Exercise instructions:
Below is a listing; reproduce each line of it exactly.

Data listing
● ● ● ●

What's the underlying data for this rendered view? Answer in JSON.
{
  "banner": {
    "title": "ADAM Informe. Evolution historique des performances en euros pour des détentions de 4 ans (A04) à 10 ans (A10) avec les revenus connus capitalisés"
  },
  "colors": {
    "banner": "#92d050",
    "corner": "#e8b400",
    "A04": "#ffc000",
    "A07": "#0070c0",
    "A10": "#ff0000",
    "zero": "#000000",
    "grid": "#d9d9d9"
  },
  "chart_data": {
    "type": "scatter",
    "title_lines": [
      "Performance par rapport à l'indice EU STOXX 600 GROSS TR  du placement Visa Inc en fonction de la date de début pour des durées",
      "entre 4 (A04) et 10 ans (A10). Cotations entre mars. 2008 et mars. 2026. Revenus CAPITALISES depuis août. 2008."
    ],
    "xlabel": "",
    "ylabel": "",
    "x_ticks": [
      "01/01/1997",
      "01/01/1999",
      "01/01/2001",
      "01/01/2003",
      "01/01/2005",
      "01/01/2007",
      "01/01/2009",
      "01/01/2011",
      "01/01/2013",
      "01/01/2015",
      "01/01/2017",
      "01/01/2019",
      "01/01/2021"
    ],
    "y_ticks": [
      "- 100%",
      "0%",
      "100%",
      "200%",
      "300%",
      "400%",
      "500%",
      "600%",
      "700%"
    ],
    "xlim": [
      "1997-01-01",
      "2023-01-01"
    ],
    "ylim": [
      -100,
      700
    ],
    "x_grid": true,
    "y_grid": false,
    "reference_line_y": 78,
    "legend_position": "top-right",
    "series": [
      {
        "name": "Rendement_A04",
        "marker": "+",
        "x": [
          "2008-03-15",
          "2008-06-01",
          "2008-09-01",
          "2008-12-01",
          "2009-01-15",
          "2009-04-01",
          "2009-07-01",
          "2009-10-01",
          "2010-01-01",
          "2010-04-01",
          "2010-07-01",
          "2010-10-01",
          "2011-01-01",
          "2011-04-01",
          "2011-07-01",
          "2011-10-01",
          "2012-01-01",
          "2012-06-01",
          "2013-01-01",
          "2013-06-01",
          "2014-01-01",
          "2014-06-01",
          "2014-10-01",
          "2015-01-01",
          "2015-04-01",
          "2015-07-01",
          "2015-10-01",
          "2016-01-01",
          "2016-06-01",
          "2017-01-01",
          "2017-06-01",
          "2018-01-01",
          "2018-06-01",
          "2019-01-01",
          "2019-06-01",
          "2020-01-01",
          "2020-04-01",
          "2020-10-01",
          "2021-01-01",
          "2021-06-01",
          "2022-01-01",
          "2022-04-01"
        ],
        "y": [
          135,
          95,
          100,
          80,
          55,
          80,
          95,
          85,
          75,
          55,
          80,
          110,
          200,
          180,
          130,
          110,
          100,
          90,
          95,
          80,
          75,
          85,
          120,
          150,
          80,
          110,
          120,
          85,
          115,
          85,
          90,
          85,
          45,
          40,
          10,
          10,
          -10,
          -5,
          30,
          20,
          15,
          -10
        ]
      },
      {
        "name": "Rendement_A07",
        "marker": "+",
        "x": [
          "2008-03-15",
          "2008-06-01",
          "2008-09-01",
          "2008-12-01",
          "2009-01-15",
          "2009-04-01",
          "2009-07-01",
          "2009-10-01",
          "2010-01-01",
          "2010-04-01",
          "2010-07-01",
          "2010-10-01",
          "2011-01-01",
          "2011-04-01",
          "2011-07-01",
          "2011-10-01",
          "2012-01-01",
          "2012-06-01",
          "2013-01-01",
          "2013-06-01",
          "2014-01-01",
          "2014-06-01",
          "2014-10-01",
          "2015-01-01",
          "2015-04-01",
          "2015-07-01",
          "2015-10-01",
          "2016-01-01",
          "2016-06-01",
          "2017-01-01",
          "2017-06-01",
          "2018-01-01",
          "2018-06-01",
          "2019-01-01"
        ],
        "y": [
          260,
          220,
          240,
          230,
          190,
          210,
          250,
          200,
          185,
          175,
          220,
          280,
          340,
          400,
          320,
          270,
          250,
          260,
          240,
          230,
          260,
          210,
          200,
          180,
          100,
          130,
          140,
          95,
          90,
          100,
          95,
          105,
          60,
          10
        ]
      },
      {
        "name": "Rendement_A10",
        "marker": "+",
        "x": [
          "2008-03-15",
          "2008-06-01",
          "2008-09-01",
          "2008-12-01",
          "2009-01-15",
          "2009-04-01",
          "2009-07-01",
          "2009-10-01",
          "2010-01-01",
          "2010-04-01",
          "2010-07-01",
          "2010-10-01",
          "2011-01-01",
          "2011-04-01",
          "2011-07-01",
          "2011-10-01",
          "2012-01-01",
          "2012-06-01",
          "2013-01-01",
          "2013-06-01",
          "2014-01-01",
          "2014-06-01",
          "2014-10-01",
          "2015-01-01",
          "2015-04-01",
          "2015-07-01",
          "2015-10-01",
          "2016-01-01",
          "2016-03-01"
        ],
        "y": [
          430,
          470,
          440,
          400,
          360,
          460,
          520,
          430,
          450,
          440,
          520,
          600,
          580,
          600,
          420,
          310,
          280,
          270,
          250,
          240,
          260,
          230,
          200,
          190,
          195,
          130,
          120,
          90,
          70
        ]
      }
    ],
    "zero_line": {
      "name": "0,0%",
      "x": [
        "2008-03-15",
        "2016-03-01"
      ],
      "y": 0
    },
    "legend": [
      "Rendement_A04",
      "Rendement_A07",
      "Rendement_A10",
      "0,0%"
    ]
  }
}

● ● ● ●

Result of the exercise:
What's the underlying data for this rendered view? Answer in JSON.
{
  "banner": {
    "title": "ADAM Informe. Evolution historique des performances en euros pour des détentions de 4 ans (A04) à 10 ans (A10) avec les revenus connus capitalisés"
  },
  "colors": {
    "banner": "#92d050",
    "corner": "#e8b400",
    "A04": "#ffc000",
    "A07": "#0070c0",
    "A10": "#ff0000",
    "zero": "#000000",
    "grid": "#d9d9d9"
  },
  "chart_data": {
    "type": "scatter",
    "title_lines": [
      "Performance par rapport à l'indice EU STOXX 600 GROSS TR  du placement Visa Inc en fonction de la date de début pour des durées",
      "entre 4 (A04) et 10 ans (A10). Cotations entre mars. 2008 et mars. 2026. Revenus CAPITALISES depuis août. 2008."
    ],
    "xlabel": "",
    "ylabel": "",
    "x_ticks": [
      "01/01/1997",
      "01/01/1999",
      "01/01/2001",
      "01/01/2003",
      "01/01/2005",
      "01/01/2007",
      "01/01/2009",
      "01/01/2011",
      "01/01/2013",
      "01/01/2015",
      "01/01/2017",
      "01/01/2019",
      "01/01/2021"
    ],
    "y_ticks": [
      "- 100%",
      "0%",
      "100%",
      "200%",
      "300%",
      "400%",
      "500%",
      "600%",
      "700%"
    ],
    "xlim": [
      "1997-01-01",
      "2023-01-01"
    ],
    "ylim": [
      -100,
      700
    ],
    "x_grid": true,
    "y_grid": false,
    "reference_line_y": 78,
    "legend_position": "top-right",
    "series": [
      {
        "name": "Rendement_A04",
        "marker": "+",
        "x": [
          "2008-03-15",
          "2008-06-01",
          "2008-09-01",
          "2008-12-01",
          "2009-01-15",
          "2009-04-01",
          "2009-07-01",
          "2009-10-01",
          "2010-01-01",
          "2010-04-01",
          "2010-07-01",
          "2010-10-01",
          "2011-01-01",
          "2011-04-01",
          "2011-07-01",
          "2011-10-01",
          "2012-01-01",
          "2012-06-01",
          "2013-01-01",
          "2013-06-01",
          "2014-01-01",
          "2014-06-01",
          "2014-10-01",
          "2015-01-01",
          "2015-04-01",
          "2015-07-01",
          "2015-10-01",
          "2016-01-01",
          "2016-06-01",
          "2017-01-01",
          "2017-06-01",
          "2018-01-01",
          "2018-06-01",
          "2019-01-01",
          "2019-06-01",
          "2020-01-01",
          "2020-04-01",
          "2020-10-01",
          "2021-01-01",
          "2021-06-01",
          "2022-01-01",
          "2022-04-01"
        ],
        "y": [
          135,
          95,
          100,
          80,
          55,
          80,
          95,
          85,
          75,
          55,
          80,
          110,
          200,
          180,
          130,
          110,
          100,
          90,
          95,
          80,
          75,
          85,
          120,
          150,
          80,
          110,
          120,
          85,
          115,
          85,
          90,
          85,
          45,
          40,
          10,
          10,
          -10,
          -5,
          30,
          20,
          15,
          -10
        ]
      },
      {
        "name": "Rendement_A07",
        "marker": "+",
        "x": [
          "2008-03-15",
          "2008-06-01",
          "2008-09-01",
          "2008-12-01",
          "2009-01-15",
          "2009-04-01",
          "2009-07-01",
          "2009-10-01",
          "2010-01-01",
          "2010-04-01",
          "2010-07-01",
          "2010-10-01",
          "2011-01-01",
          "2011-04-01",
          "2011-07-01",
          "2011-10-01",
          "2012-01-01",
          "2012-06-01",
          "2013-01-01",
          "2013-06-01",
          "2014-01-01",
          "2014-06-01",
          "2014-10-01",
          "2015-01-01",
          "2015-04-01",
          "2015-07-01",
          "2015-10-01",
          "2016-01-01",
          "2016-06-01",
          "2017-01-01",
          "2017-06-01",
          "2018-01-01",
          "2018-06-01",
          "2019-01-01"
        ],
        "y": [
          260,
          220,
          240,
          230,
          190,
          210,
          250,
          200,
          185,
          175,
          220,
          280,
          340,
          400,
          320,
          270,
          250,
          260,
          240,
          230,
          260,
          210,
          200,
          180,
          100,
          130,
          140,
          95,
          90,
          100,
          95,
          105,
          60,
          10
        ]
      },
      {
        "name": "Rendement_A10",
        "marker": "+",
        "x": [
          "2008-03-15",
          "2008-06-01",
          "2008-09-01",
          "2008-12-01",
          "2009-01-15",
          "2009-04-01",
          "2009-07-01",
          "2009-10-01",
          "2010-01-01",
          "2010-04-01",
          "2010-07-01",
          "2010-10-01",
          "2011-01-01",
          "2011-04-01",
          "2011-07-01",
          "2011-10-01",
          "2012-01-01",
          "2012-06-01",
          "2013-01-01",
          "2013-06-01",
          "2014-01-01",
          "2014-06-01",
          "2014-10-01",
          "2015-01-01",
          "2015-04-01",
          "2015-07-01",
          "2015-10-01",
          "2016-01-01",
          "2016-03-01"
        ],
        "y": [
          430,
          470,
          440,
          400,
          360,
          460,
          520,
          430,
          450,
          440,
          520,
          600,
          580,
          600,
          420,
          310,
          280,
          270,
          250,
          240,
          260,
          230,
          200,
          190,
          195,
          130,
          120,
          90,
          70
        ]
      }
    ],
    "zero_line": {
      "name": "0,0%",
      "x": [
        "2008-03-15",
        "2016-03-01"
      ],
      "y": 0
    },
    "legend": [
      "Rendement_A04",
      "Rendement_A07",
      "Rendement_A10",
      "0,0%"
    ]
  }
}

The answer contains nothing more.